TASK OBJECTIVE: Below are records to be output exactly, every one of them.
┄┄┄┄┄┄┄┄┄┄┄┄┄┄┄┄┄┄┄┄
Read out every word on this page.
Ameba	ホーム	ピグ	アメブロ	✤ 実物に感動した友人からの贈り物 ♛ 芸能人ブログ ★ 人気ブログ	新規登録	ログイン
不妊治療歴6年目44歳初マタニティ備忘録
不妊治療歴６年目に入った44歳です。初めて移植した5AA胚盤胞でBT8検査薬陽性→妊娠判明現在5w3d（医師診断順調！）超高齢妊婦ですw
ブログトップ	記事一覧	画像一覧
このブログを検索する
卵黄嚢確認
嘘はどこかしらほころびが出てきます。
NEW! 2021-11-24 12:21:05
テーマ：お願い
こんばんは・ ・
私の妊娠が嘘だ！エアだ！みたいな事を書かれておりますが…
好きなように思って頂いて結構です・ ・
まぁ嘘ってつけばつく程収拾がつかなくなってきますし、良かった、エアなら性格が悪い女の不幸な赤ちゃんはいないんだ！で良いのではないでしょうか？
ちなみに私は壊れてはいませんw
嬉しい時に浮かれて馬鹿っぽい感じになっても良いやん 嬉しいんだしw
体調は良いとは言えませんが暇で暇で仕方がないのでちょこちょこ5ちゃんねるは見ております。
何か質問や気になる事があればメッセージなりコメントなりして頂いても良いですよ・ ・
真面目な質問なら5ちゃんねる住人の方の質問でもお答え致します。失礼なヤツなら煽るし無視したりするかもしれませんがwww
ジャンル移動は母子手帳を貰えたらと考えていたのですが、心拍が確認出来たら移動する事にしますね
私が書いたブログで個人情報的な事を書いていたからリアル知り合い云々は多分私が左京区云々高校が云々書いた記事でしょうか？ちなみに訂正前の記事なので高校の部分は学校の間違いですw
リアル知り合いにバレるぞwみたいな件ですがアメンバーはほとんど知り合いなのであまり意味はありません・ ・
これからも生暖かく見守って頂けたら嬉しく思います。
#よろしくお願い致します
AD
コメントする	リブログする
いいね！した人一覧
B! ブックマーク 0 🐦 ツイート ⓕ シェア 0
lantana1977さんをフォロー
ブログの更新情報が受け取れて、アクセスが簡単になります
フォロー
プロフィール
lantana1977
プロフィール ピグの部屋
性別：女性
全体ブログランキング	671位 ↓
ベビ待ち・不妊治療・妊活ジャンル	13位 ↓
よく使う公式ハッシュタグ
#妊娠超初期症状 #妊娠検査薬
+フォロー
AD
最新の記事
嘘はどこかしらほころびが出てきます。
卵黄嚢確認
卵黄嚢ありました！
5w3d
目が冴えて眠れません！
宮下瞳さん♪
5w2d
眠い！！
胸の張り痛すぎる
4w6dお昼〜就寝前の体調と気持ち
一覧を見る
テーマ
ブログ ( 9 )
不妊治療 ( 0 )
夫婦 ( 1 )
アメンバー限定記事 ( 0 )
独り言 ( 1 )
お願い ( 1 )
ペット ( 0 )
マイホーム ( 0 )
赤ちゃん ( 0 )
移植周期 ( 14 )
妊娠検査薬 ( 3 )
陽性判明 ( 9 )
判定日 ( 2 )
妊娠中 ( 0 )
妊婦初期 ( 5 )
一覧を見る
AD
┄┄┄┄┄┄┄┄┄┄┄┄┄┄┄┄┄┄┄┄
RESULT:
Read out every word on this page.
Ameba	ホーム	ピグ	アメブロ	✤ 実物に感動した友人からの贈り物 ♛ 芸能人ブログ ★ 人気ブログ	新規登録	ログイン
不妊治療歴6年目44歳初マタニティ備忘録
不妊治療歴６年目に入った44歳です。初めて移植した5AA胚盤胞でBT8検査薬陽性→妊娠判明現在5w3d（医師診断順調！）超高齢妊婦ですw
ブログトップ	記事一覧	画像一覧
このブログを検索する
卵黄嚢確認
嘘はどこかしらほころびが出てきます。
NEW! 2021-11-24 12:21:05
テーマ：お願い
こんばんは・ ・
私の妊娠が嘘だ！エアだ！みたいな事を書かれておりますが…
好きなように思って頂いて結構です・ ・
まぁ嘘ってつけばつく程収拾がつかなくなってきますし、良かった、エアなら性格が悪い女の不幸な赤ちゃんはいないんだ！で良いのではないでしょうか？
ちなみに私は壊れてはいませんw
嬉しい時に浮かれて馬鹿っぽい感じになっても良いやん 嬉しいんだしw
体調は良いとは言えませんが暇で暇で仕方がないのでちょこちょこ5ちゃんねるは見ております。
何か質問や気になる事があればメッセージなりコメントなりして頂いても良いですよ・ ・
真面目な質問なら5ちゃんねる住人の方の質問でもお答え致します。失礼なヤツなら煽るし無視したりするかもしれませんがwww
ジャンル移動は母子手帳を貰えたらと考えていたのですが、心拍が確認出来たら移動する事にしますね
私が書いたブログで個人情報的な事を書いていたからリアル知り合い云々は多分私が左京区云々高校が云々書いた記事でしょうか？ちなみに訂正前の記事なので高校の部分は学校の間違いですw
リアル知り合いにバレるぞwみたいな件ですがアメンバーはほとんど知り合いなのであまり意味はありません・ ・
これからも生暖かく見守って頂けたら嬉しく思います。
#よろしくお願い致します
AD
コメントする	リブログする
いいね！した人一覧
B! ブックマーク 0 🐦 ツイート ⓕ シェア 0
lantana1977さんをフォロー
ブログの更新情報が受け取れて、アクセスが簡単になります
フォロー
プロフィール
lantana1977
プロフィール ピグの部屋
性別：女性
全体ブログランキング	671位 ↓
ベビ待ち・不妊治療・妊活ジャンル	13位 ↓
よく使う公式ハッシュタグ
#妊娠超初期症状 #妊娠検査薬
+フォロー
AD
最新の記事
嘘はどこかしらほころびが出てきます。
卵黄嚢確認
卵黄嚢ありました！
5w3d
目が冴えて眠れません！
宮下瞳さん♪
5w2d
眠い！！
胸の張り痛すぎる
4w6dお昼〜就寝前の体調と気持ち
一覧を見る
テーマ
ブログ ( 9 )
不妊治療 ( 0 )
夫婦 ( 1 )
アメンバー限定記事 ( 0 )
独り言 ( 1 )
お願い ( 1 )
ペット ( 0 )
マイホーム ( 0 )
赤ちゃん ( 0 )
移植周期 ( 14 )
妊娠検査薬 ( 3 )
陽性判明 ( 9 )
判定日 ( 2 )
妊娠中 ( 0 )
妊婦初期 ( 5 )
一覧を見る
AD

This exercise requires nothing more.